Stored items

****************

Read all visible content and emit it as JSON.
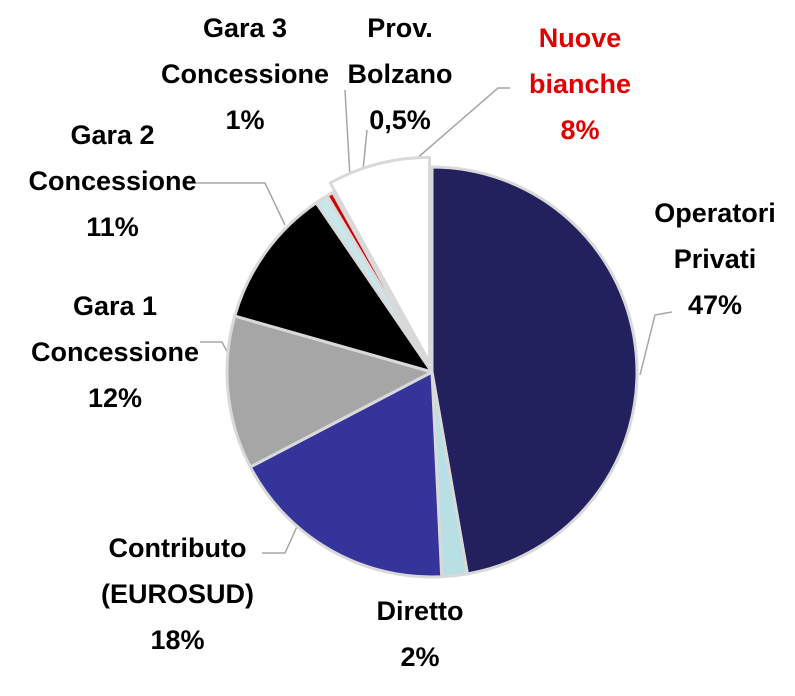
{
  "chart_data": {
    "type": "pie",
    "categories": [
      "Operatori Privati",
      "Diretto",
      "Contributo (EUROSUD)",
      "Gara 1 Concessione",
      "Gara 2 Concessione",
      "Gara 3 Concessione",
      "Prov. Bolzano",
      "Nuove bianche"
    ],
    "values": [
      47,
      2,
      18,
      12,
      11,
      1,
      0.5,
      8
    ],
    "value_labels": [
      "47%",
      "2%",
      "18%",
      "12%",
      "11%",
      "1%",
      "0,5%",
      "8%"
    ],
    "colors": [
      "#22215e",
      "#b8e0e4",
      "#34349a",
      "#a6a6a6",
      "#000000",
      "#c9e6ea",
      "#cc0000",
      "#ffffff"
    ]
  }
}
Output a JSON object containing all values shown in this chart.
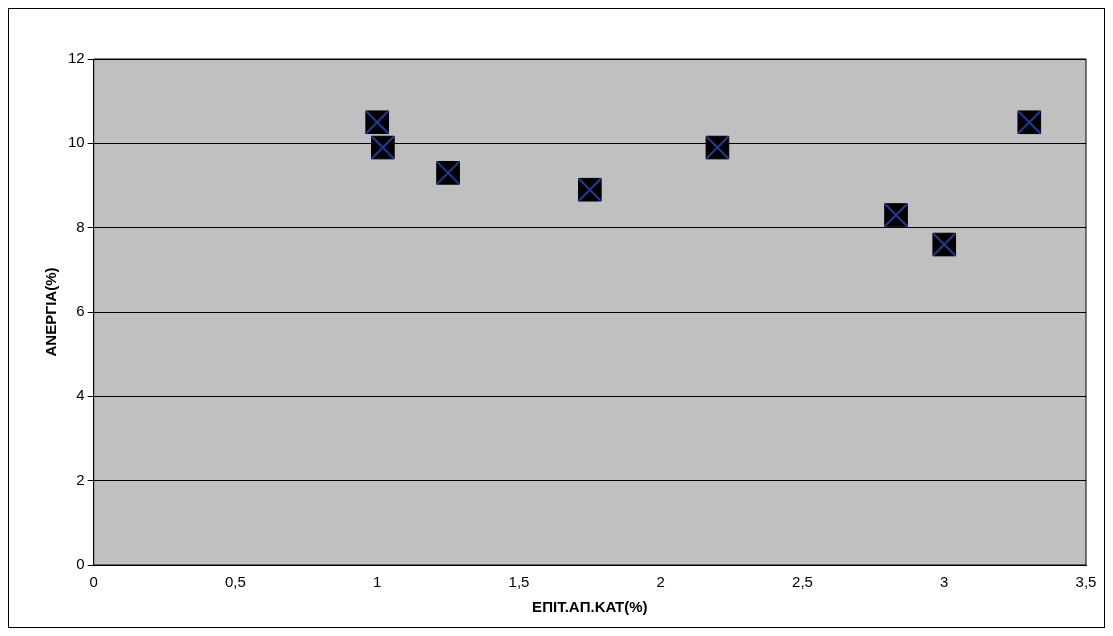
{
  "chart_data": {
    "type": "scatter",
    "xlabel": "ΕΠΙΤ.ΑΠ.ΚΑΤ(%)",
    "ylabel": "ΑΝΕΡΓΙΑ(%)",
    "x": [
      1.0,
      1.02,
      1.25,
      1.75,
      2.2,
      2.83,
      3.0,
      3.3
    ],
    "values": [
      10.5,
      9.9,
      9.3,
      8.9,
      9.9,
      8.3,
      7.6,
      10.5
    ],
    "color": "#000000",
    "marker": "square",
    "grid": "y",
    "legend": false,
    "xlim": [
      0,
      3.5
    ],
    "xticks": [
      0,
      {
        "value": 0.5,
        "label": "0,5"
      },
      1,
      {
        "value": 1.5,
        "label": "1,5"
      },
      2,
      {
        "value": 2.5,
        "label": "2,5"
      },
      3,
      {
        "value": 3.5,
        "label": "3,5"
      }
    ],
    "ylim": [
      0,
      12
    ],
    "yticks": [
      0,
      2,
      4,
      6,
      8,
      10,
      12
    ]
  }
}
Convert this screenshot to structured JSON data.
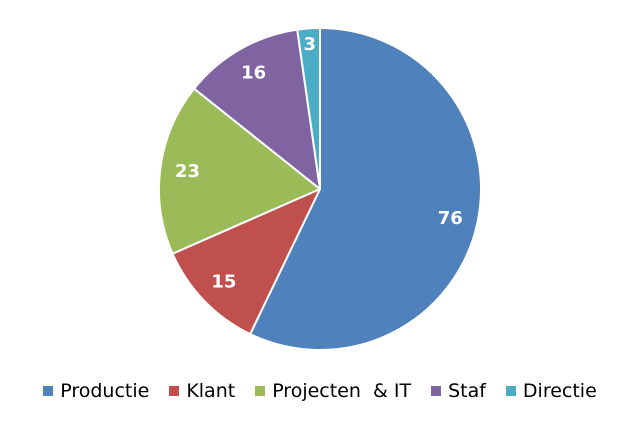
{
  "chart_data": {
    "type": "pie",
    "categories": [
      "Productie",
      "Klant",
      "Projecten  & IT",
      "Staf",
      "Directie"
    ],
    "values": [
      76,
      15,
      23,
      16,
      3
    ],
    "colors": [
      "#4F81BD",
      "#C0504D",
      "#9BBB59",
      "#8064A2",
      "#4BACC6"
    ],
    "slice_label_color": "#FFFFFF",
    "data_labels": [
      "76",
      "15",
      "23",
      "16",
      "3"
    ],
    "start_angle": "top (12 o'clock), clockwise",
    "legend_position": "bottom"
  }
}
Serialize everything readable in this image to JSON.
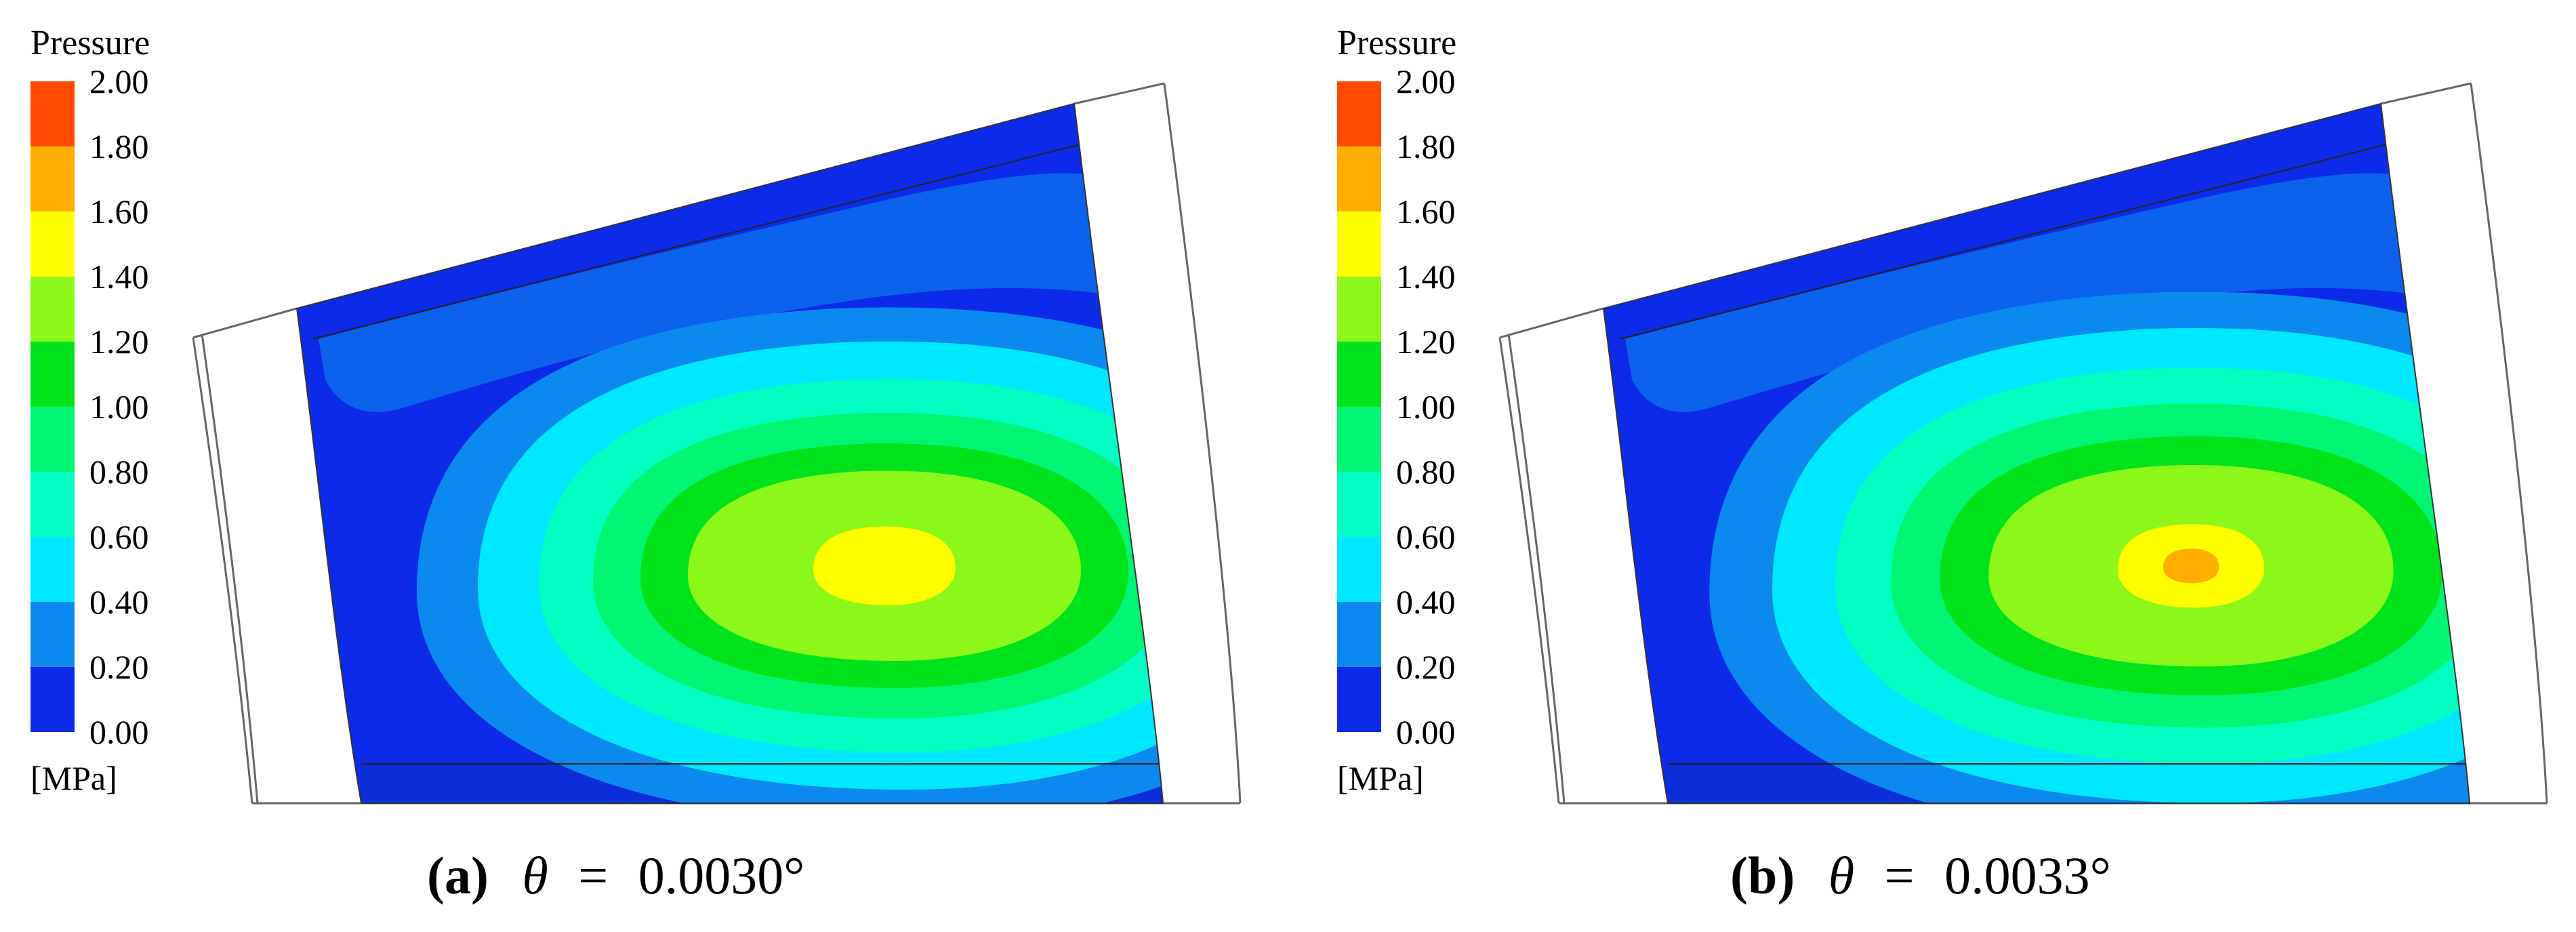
{
  "figure": {
    "panels": [
      {
        "id": "a",
        "legend": {
          "title": "Pressure",
          "unit": "[MPa]",
          "ticks": [
            "2.00",
            "1.80",
            "1.60",
            "1.40",
            "1.20",
            "1.00",
            "0.80",
            "0.60",
            "0.40",
            "0.20",
            "0.00"
          ]
        },
        "caption": {
          "label": "(a)",
          "symbol": "θ",
          "eq": "=",
          "value": "0.0030°"
        },
        "peak_level": 7
      },
      {
        "id": "b",
        "legend": {
          "title": "Pressure",
          "unit": "[MPa]",
          "ticks": [
            "2.00",
            "1.80",
            "1.60",
            "1.40",
            "1.20",
            "1.00",
            "0.80",
            "0.60",
            "0.40",
            "0.20",
            "0.00"
          ]
        },
        "caption": {
          "label": "(b)",
          "symbol": "θ",
          "eq": "=",
          "value": "0.0033°"
        },
        "peak_level": 8
      }
    ],
    "colormap": [
      "#0d2ae8",
      "#0b89ef",
      "#00e8ff",
      "#00ffc0",
      "#00f573",
      "#00e31b",
      "#8cf81a",
      "#ffff00",
      "#ffad00",
      "#ff4a00"
    ]
  }
}
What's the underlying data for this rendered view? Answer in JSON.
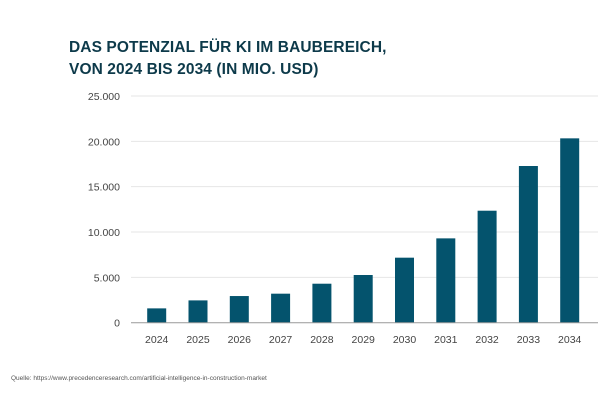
{
  "chart_data": {
    "type": "bar",
    "title_line1": "DAS POTENZIAL FÜR KI IM BAUBEREICH,",
    "title_line2": "VON 2024 BIS 2034 (IN MIO. USD)",
    "xlabel": "",
    "ylabel": "",
    "categories": [
      "2024",
      "2025",
      "2026",
      "2027",
      "2028",
      "2029",
      "2030",
      "2031",
      "2032",
      "2033",
      "2034"
    ],
    "values": [
      1580,
      2460,
      2940,
      3200,
      4300,
      5260,
      7170,
      9300,
      12350,
      17280,
      20330
    ],
    "ylim": [
      0,
      25000
    ],
    "yticks": [
      0,
      5000,
      10000,
      15000,
      20000,
      25000
    ],
    "ytick_labels": [
      "0",
      "5.000",
      "10.000",
      "15.000",
      "20.000",
      "25.000"
    ],
    "grid": true,
    "legend": "none",
    "bar_color": "#04536d"
  },
  "source": "Quelle: https://www.precedenceresearch.com/artificial-intelligence-in-construction-market"
}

****************

◆ Task goal ◆
Repeat the material above word for word, please, apart from its images.

◆ Solution to this exercise ◆
Read all visible content and emit it as JSON.
{
  "chart_data": {
    "type": "pie",
    "categories": [
      "Operatori Privati",
      "Diretto",
      "Contributo (EUROSUD)",
      "Gara 1 Concessione",
      "Gara 2 Concessione",
      "Gara 3 Concessione",
      "Prov. Bolzano",
      "Nuove bianche"
    ],
    "values": [
      47,
      2,
      18,
      12,
      11,
      1,
      0.5,
      8
    ],
    "value_labels": [
      "47%",
      "2%",
      "18%",
      "12%",
      "11%",
      "1%",
      "0,5%",
      "8%"
    ],
    "colors": [
      "#22215e",
      "#b8e0e4",
      "#34349a",
      "#a6a6a6",
      "#000000",
      "#c9e6ea",
      "#cc0000",
      "#ffffff"
    ]
  }
}
Output a JSON object containing all values shown in this chart.
{
  "chart_data": {
    "type": "scatter",
    "xlabel": "ΕΠΙΤ.ΑΠ.ΚΑΤ(%)",
    "ylabel": "ΑΝΕΡΓΙΑ(%)",
    "x": [
      1.0,
      1.02,
      1.25,
      1.75,
      2.2,
      2.83,
      3.0,
      3.3
    ],
    "values": [
      10.5,
      9.9,
      9.3,
      8.9,
      9.9,
      8.3,
      7.6,
      10.5
    ],
    "color": "#000000",
    "marker": "square",
    "grid": "y",
    "legend": false,
    "xlim": [
      0,
      3.5
    ],
    "xticks": [
      0,
      {
        "value": 0.5,
        "label": "0,5"
      },
      1,
      {
        "value": 1.5,
        "label": "1,5"
      },
      2,
      {
        "value": 2.5,
        "label": "2,5"
      },
      3,
      {
        "value": 3.5,
        "label": "3,5"
      }
    ],
    "ylim": [
      0,
      12
    ],
    "yticks": [
      0,
      2,
      4,
      6,
      8,
      10,
      12
    ]
  }
}
Convert this screenshot to structured JSON data.
{
  "chart_data": {
    "type": "pie",
    "categories": [
      "Productie",
      "Klant",
      "Projecten  & IT",
      "Staf",
      "Directie"
    ],
    "values": [
      76,
      15,
      23,
      16,
      3
    ],
    "colors": [
      "#4F81BD",
      "#C0504D",
      "#9BBB59",
      "#8064A2",
      "#4BACC6"
    ],
    "slice_label_color": "#FFFFFF",
    "data_labels": [
      "76",
      "15",
      "23",
      "16",
      "3"
    ],
    "start_angle": "top (12 o'clock), clockwise",
    "legend_position": "bottom"
  }
}
Serialize everything readable in this image to JSON.
{
  "figure": {
    "panels": [
      {
        "id": "a",
        "legend": {
          "title": "Pressure",
          "unit": "[MPa]",
          "ticks": [
            "2.00",
            "1.80",
            "1.60",
            "1.40",
            "1.20",
            "1.00",
            "0.80",
            "0.60",
            "0.40",
            "0.20",
            "0.00"
          ]
        },
        "caption": {
          "label": "(a)",
          "symbol": "θ",
          "eq": "=",
          "value": "0.0030°"
        },
        "peak_level": 7
      },
      {
        "id": "b",
        "legend": {
          "title": "Pressure",
          "unit": "[MPa]",
          "ticks": [
            "2.00",
            "1.80",
            "1.60",
            "1.40",
            "1.20",
            "1.00",
            "0.80",
            "0.60",
            "0.40",
            "0.20",
            "0.00"
          ]
        },
        "caption": {
          "label": "(b)",
          "symbol": "θ",
          "eq": "=",
          "value": "0.0033°"
        },
        "peak_level": 8
      }
    ],
    "colormap": [
      "#0d2ae8",
      "#0b89ef",
      "#00e8ff",
      "#00ffc0",
      "#00f573",
      "#00e31b",
      "#8cf81a",
      "#ffff00",
      "#ffad00",
      "#ff4a00"
    ]
  }
}
What's the underlying data for this rendered view? Answer in JSON.
{
  "chart_data": {
    "type": "bar",
    "title_line1": "DAS POTENZIAL FÜR KI IM BAUBEREICH,",
    "title_line2": "VON 2024 BIS 2034 (IN MIO. USD)",
    "xlabel": "",
    "ylabel": "",
    "categories": [
      "2024",
      "2025",
      "2026",
      "2027",
      "2028",
      "2029",
      "2030",
      "2031",
      "2032",
      "2033",
      "2034"
    ],
    "values": [
      1580,
      2460,
      2940,
      3200,
      4300,
      5260,
      7170,
      9300,
      12350,
      17280,
      20330
    ],
    "ylim": [
      0,
      25000
    ],
    "yticks": [
      0,
      5000,
      10000,
      15000,
      20000,
      25000
    ],
    "ytick_labels": [
      "0",
      "5.000",
      "10.000",
      "15.000",
      "20.000",
      "25.000"
    ],
    "grid": true,
    "legend": "none",
    "bar_color": "#04536d"
  },
  "source": "Quelle: https://www.precedenceresearch.com/artificial-intelligence-in-construction-market"
}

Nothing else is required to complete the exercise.